# Directive
Copy every record exactly, and keep the pictures out.

━━ Excerpted records ━━

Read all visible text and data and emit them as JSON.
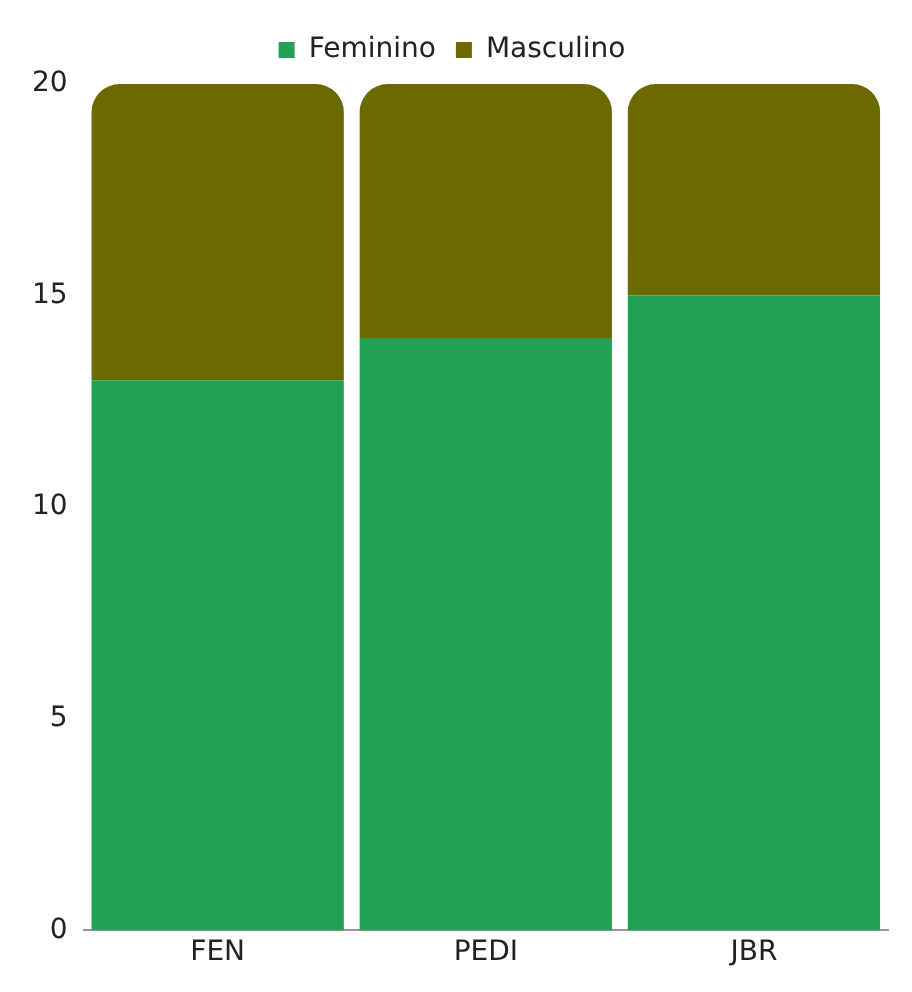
{
  "chart_data": {
    "type": "bar",
    "stacked": true,
    "categories": [
      "FEN",
      "PEDI",
      "JBR"
    ],
    "series": [
      {
        "name": "Feminino",
        "color": "#22a152",
        "values": [
          13,
          14,
          15
        ]
      },
      {
        "name": "Masculino",
        "color": "#6b6a00",
        "values": [
          7,
          6,
          5
        ]
      }
    ],
    "ylim": [
      0,
      20
    ],
    "yticks": [
      0,
      5,
      10,
      15,
      20
    ],
    "grid": false,
    "legend": "top"
  }
}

━━━

# Completed task
Read all visible text and data and emit them as JSON.
{
  "chart_data": {
    "type": "bar",
    "stacked": true,
    "categories": [
      "FEN",
      "PEDI",
      "JBR"
    ],
    "series": [
      {
        "name": "Feminino",
        "color": "#22a152",
        "values": [
          13,
          14,
          15
        ]
      },
      {
        "name": "Masculino",
        "color": "#6b6a00",
        "values": [
          7,
          6,
          5
        ]
      }
    ],
    "ylim": [
      0,
      20
    ],
    "yticks": [
      0,
      5,
      10,
      15,
      20
    ],
    "grid": false,
    "legend": "top"
  }
}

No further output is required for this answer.